Short exercise:
Restate the entries word for word, omitting nothing.

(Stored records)
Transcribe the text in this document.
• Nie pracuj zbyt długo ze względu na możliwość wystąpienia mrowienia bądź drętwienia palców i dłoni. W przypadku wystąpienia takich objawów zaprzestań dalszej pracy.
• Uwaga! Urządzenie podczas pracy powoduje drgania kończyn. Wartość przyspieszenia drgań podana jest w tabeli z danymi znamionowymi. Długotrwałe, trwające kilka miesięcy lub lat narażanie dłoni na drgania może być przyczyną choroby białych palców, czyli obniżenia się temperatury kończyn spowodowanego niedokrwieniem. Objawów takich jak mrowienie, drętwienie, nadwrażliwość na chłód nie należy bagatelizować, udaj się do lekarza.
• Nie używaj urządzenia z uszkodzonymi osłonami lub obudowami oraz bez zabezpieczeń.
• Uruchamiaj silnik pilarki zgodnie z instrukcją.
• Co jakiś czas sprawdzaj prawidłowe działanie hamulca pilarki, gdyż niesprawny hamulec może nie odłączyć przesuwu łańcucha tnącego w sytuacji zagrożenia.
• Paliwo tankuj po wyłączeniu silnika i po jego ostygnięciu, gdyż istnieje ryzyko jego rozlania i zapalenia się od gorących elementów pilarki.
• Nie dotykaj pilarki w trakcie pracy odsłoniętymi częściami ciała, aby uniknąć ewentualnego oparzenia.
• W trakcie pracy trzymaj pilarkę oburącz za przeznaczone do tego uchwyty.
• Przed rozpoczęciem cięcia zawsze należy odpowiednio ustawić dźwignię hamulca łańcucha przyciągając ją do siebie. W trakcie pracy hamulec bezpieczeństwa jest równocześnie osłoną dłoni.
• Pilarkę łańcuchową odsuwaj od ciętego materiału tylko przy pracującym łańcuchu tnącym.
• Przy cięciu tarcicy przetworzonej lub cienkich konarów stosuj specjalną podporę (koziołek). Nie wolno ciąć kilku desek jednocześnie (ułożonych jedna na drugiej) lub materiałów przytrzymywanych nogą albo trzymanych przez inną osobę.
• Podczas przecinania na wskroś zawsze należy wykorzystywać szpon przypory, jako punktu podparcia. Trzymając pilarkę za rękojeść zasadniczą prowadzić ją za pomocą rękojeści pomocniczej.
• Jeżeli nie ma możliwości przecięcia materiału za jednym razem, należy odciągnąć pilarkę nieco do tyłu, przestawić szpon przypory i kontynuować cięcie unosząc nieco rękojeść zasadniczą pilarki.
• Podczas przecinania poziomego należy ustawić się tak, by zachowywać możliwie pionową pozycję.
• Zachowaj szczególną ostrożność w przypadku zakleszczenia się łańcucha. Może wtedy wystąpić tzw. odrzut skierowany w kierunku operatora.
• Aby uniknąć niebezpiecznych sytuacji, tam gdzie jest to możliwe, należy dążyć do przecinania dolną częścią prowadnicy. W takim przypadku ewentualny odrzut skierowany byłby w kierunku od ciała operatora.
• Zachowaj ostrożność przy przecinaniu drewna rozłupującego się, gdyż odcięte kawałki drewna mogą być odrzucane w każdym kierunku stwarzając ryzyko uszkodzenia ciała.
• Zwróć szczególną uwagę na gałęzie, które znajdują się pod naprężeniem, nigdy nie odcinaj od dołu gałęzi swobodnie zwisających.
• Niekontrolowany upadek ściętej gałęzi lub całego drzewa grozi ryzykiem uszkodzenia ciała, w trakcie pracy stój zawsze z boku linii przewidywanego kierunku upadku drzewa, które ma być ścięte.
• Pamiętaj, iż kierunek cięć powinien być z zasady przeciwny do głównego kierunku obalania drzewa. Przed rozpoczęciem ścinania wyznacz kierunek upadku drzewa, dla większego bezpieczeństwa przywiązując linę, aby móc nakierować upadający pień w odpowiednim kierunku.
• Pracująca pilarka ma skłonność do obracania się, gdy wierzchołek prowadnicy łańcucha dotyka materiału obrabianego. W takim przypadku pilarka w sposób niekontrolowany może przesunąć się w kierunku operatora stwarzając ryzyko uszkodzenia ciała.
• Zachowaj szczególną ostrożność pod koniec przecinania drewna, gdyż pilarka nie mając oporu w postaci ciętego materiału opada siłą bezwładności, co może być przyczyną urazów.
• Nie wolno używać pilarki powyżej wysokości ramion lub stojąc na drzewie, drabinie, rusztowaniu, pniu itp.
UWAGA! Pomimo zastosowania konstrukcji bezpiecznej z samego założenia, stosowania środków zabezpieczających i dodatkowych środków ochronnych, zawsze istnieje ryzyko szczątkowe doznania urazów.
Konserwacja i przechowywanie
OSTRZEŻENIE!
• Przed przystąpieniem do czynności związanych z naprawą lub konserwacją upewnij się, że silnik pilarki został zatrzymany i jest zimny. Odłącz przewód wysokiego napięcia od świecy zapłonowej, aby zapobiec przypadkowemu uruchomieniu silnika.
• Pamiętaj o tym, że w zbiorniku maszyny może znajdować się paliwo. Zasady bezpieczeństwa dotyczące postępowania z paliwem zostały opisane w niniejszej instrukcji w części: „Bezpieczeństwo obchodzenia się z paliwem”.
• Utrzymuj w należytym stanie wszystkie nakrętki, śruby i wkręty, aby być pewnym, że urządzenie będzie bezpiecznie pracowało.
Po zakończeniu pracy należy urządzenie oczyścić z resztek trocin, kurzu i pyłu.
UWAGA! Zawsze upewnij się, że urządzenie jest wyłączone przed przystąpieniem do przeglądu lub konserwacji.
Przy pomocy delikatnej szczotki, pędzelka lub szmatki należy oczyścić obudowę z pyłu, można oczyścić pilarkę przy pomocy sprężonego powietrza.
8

Result of this task:
Transcribe the text in this document.
• Nie pracuj zbyt długo ze względu na możliwość wystąpienia mrowienia bądź drętwienia palców i dłoni. W przypadku wystąpienia takich objawów zaprzestań dalszej pracy.
• Uwaga! Urządzenie podczas pracy powoduje drgania kończyn. Wartość przyspieszenia drgań podana jest w tabeli z danymi znamionowymi. Długotrwałe, trwające kilka miesięcy lub lat narażanie dłoni na drgania może być przyczyną choroby białych palców, czyli obniżenia się temperatury kończyn spowodowanego niedokrwieniem. Objawów takich jak mrowienie, drętwienie, nadwrażliwość na chłód nie należy bagatelizować, udaj się do lekarza.
• Nie używaj urządzenia z uszkodzonymi osłonami lub obudowami oraz bez zabezpieczeń.
• Uruchamiaj silnik pilarki zgodnie z instrukcją.
• Co jakiś czas sprawdzaj prawidłowe działanie hamulca pilarki, gdyż niesprawny hamulec może nie odłączyć przesuwu łańcucha tnącego w sytuacji zagrożenia.
• Paliwo tankuj po wyłączeniu silnika i po jego ostygnięciu, gdyż istnieje ryzyko jego rozlania i zapalenia się od gorących elementów pilarki.
• Nie dotykaj pilarki w trakcie pracy odsłoniętymi częściami ciała, aby uniknąć ewentualnego oparzenia.
• W trakcie pracy trzymaj pilarkę oburącz za przeznaczone do tego uchwyty.
• Przed rozpoczęciem cięcia zawsze należy odpowiednio ustawić dźwignię hamulca łańcucha przyciągając ją do siebie. W trakcie pracy hamulec bezpieczeństwa jest równocześnie osłoną dłoni.
• Pilarkę łańcuchową odsuwaj od ciętego materiału tylko przy pracującym łańcuchu tnącym.
• Przy cięciu tarcicy przetworzonej lub cienkich konarów stosuj specjalną podporę (koziołek). Nie wolno ciąć kilku desek jednocześnie (ułożonych jedna na drugiej) lub materiałów przytrzymywanych nogą albo trzymanych przez inną osobę.
• Podczas przecinania na wskroś zawsze należy wykorzystywać szpon przypory, jako punktu podparcia. Trzymając pilarkę za rękojeść zasadniczą prowadzić ją za pomocą rękojeści pomocniczej.
• Jeżeli nie ma możliwości przecięcia materiału za jednym razem, należy odciągnąć pilarkę nieco do tyłu, przestawić szpon przypory i kontynuować cięcie unosząc nieco rękojeść zasadniczą pilarki.
• Podczas przecinania poziomego należy ustawić się tak, by zachowywać możliwie pionową pozycję.
• Zachowaj szczególną ostrożność w przypadku zakleszczenia się łańcucha. Może wtedy wystąpić tzw. odrzut skierowany w kierunku operatora.
• Aby uniknąć niebezpiecznych sytuacji, tam gdzie jest to możliwe, należy dążyć do przecinania dolną częścią prowadnicy. W takim przypadku ewentualny odrzut skierowany byłby w kierunku od ciała operatora.
• Zachowaj ostrożność przy przecinaniu drewna rozłupującego się, gdyż odcięte kawałki drewna mogą być odrzucane w każdym kierunku stwarzając ryzyko uszkodzenia ciała.
• Zwróć szczególną uwagę na gałęzie, które znajdują się pod naprężeniem, nigdy nie odcinaj od dołu gałęzi swobodnie zwisających.
• Niekontrolowany upadek ściętej gałęzi lub całego drzewa grozi ryzykiem uszkodzenia ciała, w trakcie pracy stój zawsze z boku linii przewidywanego kierunku upadku drzewa, które ma być ścięte.
• Pamiętaj, iż kierunek cięć powinien być z zasady przeciwny do głównego kierunku obalania drzewa. Przed rozpoczęciem ścinania wyznacz kierunek upadku drzewa, dla większego bezpieczeństwa przywiązując linę, aby móc nakierować upadający pień w odpowiednim kierunku.
• Pracująca pilarka ma skłonność do obracania się, gdy wierzchołek prowadnicy łańcucha dotyka materiału obrabianego. W takim przypadku pilarka w sposób niekontrolowany może przesunąć się w kierunku operatora stwarzając ryzyko uszkodzenia ciała.
• Zachowaj szczególną ostrożność pod koniec przecinania drewna, gdyż pilarka nie mając oporu w postaci ciętego materiału opada siłą bezwładności, co może być przyczyną urazów.
• Nie wolno używać pilarki powyżej wysokości ramion lub stojąc na drzewie, drabinie, rusztowaniu, pniu itp.
UWAGA! Pomimo zastosowania konstrukcji bezpiecznej z samego założenia, stosowania środków zabezpieczających i dodatkowych środków ochronnych, zawsze istnieje ryzyko szczątkowe doznania urazów.
Konserwacja i przechowywanie
OSTRZEŻENIE!
• Przed przystąpieniem do czynności związanych z naprawą lub konserwacją upewnij się, że silnik pilarki został zatrzymany i jest zimny. Odłącz przewód wysokiego napięcia od świecy zapłonowej, aby zapobiec przypadkowemu uruchomieniu silnika.
• Pamiętaj o tym, że w zbiorniku maszyny może znajdować się paliwo. Zasady bezpieczeństwa dotyczące postępowania z paliwem zostały opisane w niniejszej instrukcji w części: „Bezpieczeństwo obchodzenia się z paliwem”.
• Utrzymuj w należytym stanie wszystkie nakrętki, śruby i wkręty, aby być pewnym, że urządzenie będzie bezpiecznie pracowało.
Po zakończeniu pracy należy urządzenie oczyścić z resztek trocin, kurzu i pyłu.
UWAGA! Zawsze upewnij się, że urządzenie jest wyłączone przed przystąpieniem do przeglądu lub konserwacji.
Przy pomocy delikatnej szczotki, pędzelka lub szmatki należy oczyścić obudowę z pyłu, można oczyścić pilarkę przy pomocy sprężonego powietrza.
8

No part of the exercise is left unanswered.